Exercise details:
Reproduce each of the following items line for line, without changing any character.

Listed records:

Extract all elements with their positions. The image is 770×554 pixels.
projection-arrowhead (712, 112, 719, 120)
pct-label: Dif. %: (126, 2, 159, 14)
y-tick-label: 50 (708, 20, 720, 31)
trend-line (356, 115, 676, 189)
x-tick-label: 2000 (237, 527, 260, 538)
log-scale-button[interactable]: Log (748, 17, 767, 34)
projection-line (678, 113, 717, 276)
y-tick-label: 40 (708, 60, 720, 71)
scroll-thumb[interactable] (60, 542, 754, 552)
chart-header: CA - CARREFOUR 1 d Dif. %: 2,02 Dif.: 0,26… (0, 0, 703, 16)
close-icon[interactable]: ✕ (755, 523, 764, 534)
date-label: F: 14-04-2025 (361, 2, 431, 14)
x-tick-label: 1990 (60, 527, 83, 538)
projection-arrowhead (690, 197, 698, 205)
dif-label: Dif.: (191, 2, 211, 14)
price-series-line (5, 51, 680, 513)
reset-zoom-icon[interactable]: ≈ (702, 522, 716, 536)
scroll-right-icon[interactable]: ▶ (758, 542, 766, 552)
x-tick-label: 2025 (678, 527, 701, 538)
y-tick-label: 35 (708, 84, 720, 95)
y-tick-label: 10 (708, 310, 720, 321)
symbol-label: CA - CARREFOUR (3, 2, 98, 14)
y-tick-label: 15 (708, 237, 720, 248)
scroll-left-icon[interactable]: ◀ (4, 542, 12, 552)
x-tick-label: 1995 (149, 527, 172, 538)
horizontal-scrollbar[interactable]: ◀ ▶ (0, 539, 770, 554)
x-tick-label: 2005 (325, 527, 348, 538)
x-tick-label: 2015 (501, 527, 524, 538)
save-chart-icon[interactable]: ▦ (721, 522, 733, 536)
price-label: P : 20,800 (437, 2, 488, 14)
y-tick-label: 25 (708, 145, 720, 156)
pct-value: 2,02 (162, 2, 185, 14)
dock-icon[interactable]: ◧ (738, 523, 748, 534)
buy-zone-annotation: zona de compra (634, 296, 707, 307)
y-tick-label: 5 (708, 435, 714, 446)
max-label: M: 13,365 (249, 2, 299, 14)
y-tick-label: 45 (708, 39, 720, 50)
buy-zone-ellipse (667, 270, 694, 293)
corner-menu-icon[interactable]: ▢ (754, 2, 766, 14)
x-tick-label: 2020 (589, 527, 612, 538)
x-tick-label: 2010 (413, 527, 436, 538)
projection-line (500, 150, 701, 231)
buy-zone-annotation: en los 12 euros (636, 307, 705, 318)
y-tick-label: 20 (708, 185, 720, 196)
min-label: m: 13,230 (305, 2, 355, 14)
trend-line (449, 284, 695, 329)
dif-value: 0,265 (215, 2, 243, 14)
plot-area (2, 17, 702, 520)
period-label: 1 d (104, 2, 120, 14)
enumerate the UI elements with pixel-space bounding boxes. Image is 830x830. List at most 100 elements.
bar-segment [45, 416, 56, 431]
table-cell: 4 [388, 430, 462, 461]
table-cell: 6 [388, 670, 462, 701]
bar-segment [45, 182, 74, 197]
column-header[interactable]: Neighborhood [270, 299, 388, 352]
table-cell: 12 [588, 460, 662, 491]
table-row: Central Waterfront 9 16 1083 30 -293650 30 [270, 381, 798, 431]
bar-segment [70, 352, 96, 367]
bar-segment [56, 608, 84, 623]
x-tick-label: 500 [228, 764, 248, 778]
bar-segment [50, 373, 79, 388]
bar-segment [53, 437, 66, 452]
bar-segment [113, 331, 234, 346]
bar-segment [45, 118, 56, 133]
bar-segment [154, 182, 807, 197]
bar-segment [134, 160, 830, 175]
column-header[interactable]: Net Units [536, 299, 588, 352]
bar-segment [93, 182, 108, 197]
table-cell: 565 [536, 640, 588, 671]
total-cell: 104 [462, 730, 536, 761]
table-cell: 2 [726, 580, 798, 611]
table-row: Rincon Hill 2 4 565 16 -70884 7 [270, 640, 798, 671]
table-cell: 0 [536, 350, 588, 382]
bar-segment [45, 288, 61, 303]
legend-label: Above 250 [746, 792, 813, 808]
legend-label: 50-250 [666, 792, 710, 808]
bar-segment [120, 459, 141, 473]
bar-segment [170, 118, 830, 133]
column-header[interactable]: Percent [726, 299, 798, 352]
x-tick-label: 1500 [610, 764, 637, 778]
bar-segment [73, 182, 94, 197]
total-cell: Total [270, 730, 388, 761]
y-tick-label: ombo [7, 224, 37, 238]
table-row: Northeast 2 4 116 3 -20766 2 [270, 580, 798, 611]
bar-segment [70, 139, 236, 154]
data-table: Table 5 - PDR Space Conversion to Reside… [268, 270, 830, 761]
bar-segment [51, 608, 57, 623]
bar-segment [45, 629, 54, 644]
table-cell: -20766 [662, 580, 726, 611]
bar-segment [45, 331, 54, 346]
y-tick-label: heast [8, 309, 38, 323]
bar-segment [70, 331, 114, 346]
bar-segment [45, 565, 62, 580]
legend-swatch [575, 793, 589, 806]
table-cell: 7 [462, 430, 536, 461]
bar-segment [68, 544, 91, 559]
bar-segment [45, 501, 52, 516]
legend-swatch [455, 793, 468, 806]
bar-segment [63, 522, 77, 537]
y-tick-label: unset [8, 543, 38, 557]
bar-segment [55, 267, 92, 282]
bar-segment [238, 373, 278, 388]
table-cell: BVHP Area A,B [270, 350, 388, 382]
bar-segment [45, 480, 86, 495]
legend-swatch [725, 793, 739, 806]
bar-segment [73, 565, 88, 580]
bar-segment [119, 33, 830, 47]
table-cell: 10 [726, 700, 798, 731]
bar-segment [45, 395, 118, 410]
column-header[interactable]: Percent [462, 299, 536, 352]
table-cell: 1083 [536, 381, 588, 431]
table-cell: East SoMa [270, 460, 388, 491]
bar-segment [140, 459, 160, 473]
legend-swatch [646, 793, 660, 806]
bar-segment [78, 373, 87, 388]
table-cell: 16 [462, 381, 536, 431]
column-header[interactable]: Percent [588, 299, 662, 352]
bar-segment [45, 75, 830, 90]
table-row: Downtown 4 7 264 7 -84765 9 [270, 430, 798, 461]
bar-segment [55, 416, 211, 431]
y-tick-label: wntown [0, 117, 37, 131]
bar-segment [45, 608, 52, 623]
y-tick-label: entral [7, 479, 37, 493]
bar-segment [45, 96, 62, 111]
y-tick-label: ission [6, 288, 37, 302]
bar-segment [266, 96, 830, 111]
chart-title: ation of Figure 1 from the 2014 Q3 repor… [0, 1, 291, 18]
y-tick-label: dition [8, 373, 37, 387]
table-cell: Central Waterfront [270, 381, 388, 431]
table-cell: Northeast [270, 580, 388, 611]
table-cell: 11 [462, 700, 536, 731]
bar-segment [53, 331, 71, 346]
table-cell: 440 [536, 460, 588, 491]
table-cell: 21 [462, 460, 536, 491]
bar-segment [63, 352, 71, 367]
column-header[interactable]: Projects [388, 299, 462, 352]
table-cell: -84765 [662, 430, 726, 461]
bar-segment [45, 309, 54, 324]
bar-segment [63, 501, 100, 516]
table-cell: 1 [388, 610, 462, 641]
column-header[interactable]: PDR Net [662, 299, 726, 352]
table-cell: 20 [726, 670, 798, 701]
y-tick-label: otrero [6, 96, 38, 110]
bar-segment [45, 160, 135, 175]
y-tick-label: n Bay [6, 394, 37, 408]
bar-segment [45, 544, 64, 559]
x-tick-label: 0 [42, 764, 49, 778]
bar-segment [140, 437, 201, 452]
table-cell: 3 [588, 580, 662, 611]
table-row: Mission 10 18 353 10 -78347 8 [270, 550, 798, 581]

Written solution:
Extract all elements with their positions. The image is 770×554 pixels.
projection-arrowhead (712, 112, 719, 120)
pct-label: Dif. %: (126, 2, 159, 14)
y-tick-label: 50 (708, 20, 720, 31)
trend-line (356, 115, 676, 189)
x-tick-label: 2000 (237, 527, 260, 538)
log-scale-button[interactable]: Log (748, 17, 767, 34)
projection-line (678, 113, 717, 276)
y-tick-label: 40 (708, 60, 720, 71)
scroll-thumb[interactable] (60, 542, 754, 552)
chart-header: CA - CARREFOUR 1 d Dif. %: 2,02 Dif.: 0,26… (0, 0, 703, 16)
close-icon[interactable]: ✕ (755, 523, 764, 534)
date-label: F: 14-04-2025 (361, 2, 431, 14)
x-tick-label: 1990 (60, 527, 83, 538)
projection-arrowhead (690, 197, 698, 205)
dif-label: Dif.: (191, 2, 211, 14)
price-series-line (5, 51, 680, 513)
reset-zoom-icon[interactable]: ≈ (702, 522, 716, 536)
scroll-right-icon[interactable]: ▶ (758, 542, 766, 552)
x-tick-label: 2025 (678, 527, 701, 538)
y-tick-label: 35 (708, 84, 720, 95)
y-tick-label: 10 (708, 310, 720, 321)
symbol-label: CA - CARREFOUR (3, 2, 98, 14)
y-tick-label: 15 (708, 237, 720, 248)
scroll-left-icon[interactable]: ◀ (4, 542, 12, 552)
x-tick-label: 1995 (149, 527, 172, 538)
horizontal-scrollbar[interactable]: ◀ ▶ (0, 539, 770, 554)
x-tick-label: 2005 (325, 527, 348, 538)
x-tick-label: 2015 (501, 527, 524, 538)
save-chart-icon[interactable]: ▦ (721, 522, 733, 536)
price-label: P : 20,800 (437, 2, 488, 14)
y-tick-label: 25 (708, 145, 720, 156)
pct-value: 2,02 (162, 2, 185, 14)
dock-icon[interactable]: ◧ (738, 523, 748, 534)
buy-zone-annotation: zona de compra (634, 296, 707, 307)
y-tick-label: 5 (708, 435, 714, 446)
max-label: M: 13,365 (249, 2, 299, 14)
y-tick-label: 45 (708, 39, 720, 50)
buy-zone-ellipse (667, 270, 694, 293)
corner-menu-icon[interactable]: ▢ (754, 2, 766, 14)
x-tick-label: 2020 (589, 527, 612, 538)
x-tick-label: 2010 (413, 527, 436, 538)
projection-line (500, 150, 701, 231)
buy-zone-annotation: en los 12 euros (636, 307, 705, 318)
y-tick-label: 20 (708, 185, 720, 196)
min-label: m: 13,230 (305, 2, 355, 14)
trend-line (449, 284, 695, 329)
dif-value: 0,265 (215, 2, 243, 14)
plot-area (2, 17, 702, 520)
period-label: 1 d (104, 2, 120, 14)
enumerate the UI elements with pixel-space bounding boxes. Image is 830x830. List at most 100 elements.
bar-segment [45, 416, 56, 431]
table-cell: 4 [388, 430, 462, 461]
table-cell: 6 [388, 670, 462, 701]
bar-segment [45, 182, 74, 197]
column-header[interactable]: Neighborhood [270, 299, 388, 352]
table-cell: 12 [588, 460, 662, 491]
table-row: Central Waterfront 9 16 1083 30 -293650 30 [270, 381, 798, 431]
bar-segment [70, 352, 96, 367]
bar-segment [56, 608, 84, 623]
x-tick-label: 500 [228, 764, 248, 778]
bar-segment [50, 373, 79, 388]
bar-segment [53, 437, 66, 452]
bar-segment [113, 331, 234, 346]
bar-segment [45, 118, 56, 133]
bar-segment [154, 182, 807, 197]
bar-segment [134, 160, 830, 175]
column-header[interactable]: Net Units [536, 299, 588, 352]
bar-segment [93, 182, 108, 197]
table-cell: 565 [536, 640, 588, 671]
total-cell: 104 [462, 730, 536, 761]
table-cell: 2 [726, 580, 798, 611]
table-row: Rincon Hill 2 4 565 16 -70884 7 [270, 640, 798, 671]
table-cell: 0 [536, 350, 588, 382]
bar-segment [45, 288, 61, 303]
legend-label: Above 250 [746, 792, 813, 808]
legend-label: 50-250 [666, 792, 710, 808]
bar-segment [120, 459, 141, 473]
bar-segment [170, 118, 830, 133]
column-header[interactable]: Percent [726, 299, 798, 352]
x-tick-label: 1500 [610, 764, 637, 778]
bar-segment [73, 182, 94, 197]
total-cell: Total [270, 730, 388, 761]
y-tick-label: ombo [7, 224, 37, 238]
table-row: Northeast 2 4 116 3 -20766 2 [270, 580, 798, 611]
bar-segment [70, 139, 236, 154]
data-table: Table 5 - PDR Space Conversion to Reside… [268, 270, 830, 761]
bar-segment [51, 608, 57, 623]
bar-segment [45, 629, 54, 644]
table-cell: -20766 [662, 580, 726, 611]
bar-segment [45, 331, 54, 346]
y-tick-label: heast [8, 309, 38, 323]
bar-segment [70, 331, 114, 346]
bar-segment [45, 565, 62, 580]
legend-swatch [575, 793, 589, 806]
table-cell: 7 [462, 430, 536, 461]
bar-segment [68, 544, 91, 559]
bar-segment [45, 501, 52, 516]
legend-swatch [455, 793, 468, 806]
bar-segment [63, 522, 77, 537]
y-tick-label: unset [8, 543, 38, 557]
bar-segment [55, 267, 92, 282]
bar-segment [238, 373, 278, 388]
table-cell: BVHP Area A,B [270, 350, 388, 382]
bar-segment [45, 480, 86, 495]
legend-swatch [725, 793, 739, 806]
bar-segment [73, 565, 88, 580]
bar-segment [119, 33, 830, 47]
table-cell: 10 [726, 700, 798, 731]
bar-segment [45, 395, 118, 410]
column-header[interactable]: Percent [462, 299, 536, 352]
table-cell: 1083 [536, 381, 588, 431]
table-cell: East SoMa [270, 460, 388, 491]
bar-segment [140, 459, 160, 473]
legend-swatch [646, 793, 660, 806]
bar-segment [78, 373, 87, 388]
table-cell: 16 [462, 381, 536, 431]
column-header[interactable]: Percent [588, 299, 662, 352]
bar-segment [45, 75, 830, 90]
table-row: Downtown 4 7 264 7 -84765 9 [270, 430, 798, 461]
bar-segment [55, 416, 211, 431]
y-tick-label: wntown [0, 117, 37, 131]
bar-segment [45, 608, 52, 623]
y-tick-label: entral [7, 479, 37, 493]
bar-segment [45, 96, 62, 111]
y-tick-label: ission [6, 288, 37, 302]
bar-segment [266, 96, 830, 111]
chart-title: ation of Figure 1 from the 2014 Q3 repor… [0, 1, 291, 18]
y-tick-label: dition [8, 373, 37, 387]
table-cell: Central Waterfront [270, 381, 388, 431]
table-cell: Northeast [270, 580, 388, 611]
table-cell: 11 [462, 700, 536, 731]
bar-segment [53, 331, 71, 346]
table-cell: 440 [536, 460, 588, 491]
table-cell: 21 [462, 460, 536, 491]
bar-segment [63, 352, 71, 367]
column-header[interactable]: Projects [388, 299, 462, 352]
table-cell: -84765 [662, 430, 726, 461]
bar-segment [45, 309, 54, 324]
bar-segment [63, 501, 100, 516]
table-cell: 1 [388, 610, 462, 641]
column-header[interactable]: PDR Net [662, 299, 726, 352]
table-cell: 20 [726, 670, 798, 701]
y-tick-label: otrero [6, 96, 38, 110]
bar-segment [45, 160, 135, 175]
y-tick-label: n Bay [6, 394, 37, 408]
bar-segment [45, 544, 64, 559]
x-tick-label: 0 [42, 764, 49, 778]
bar-segment [140, 437, 201, 452]
table-cell: 3 [588, 580, 662, 611]
table-row: Mission 10 18 353 10 -78347 8 [270, 550, 798, 581]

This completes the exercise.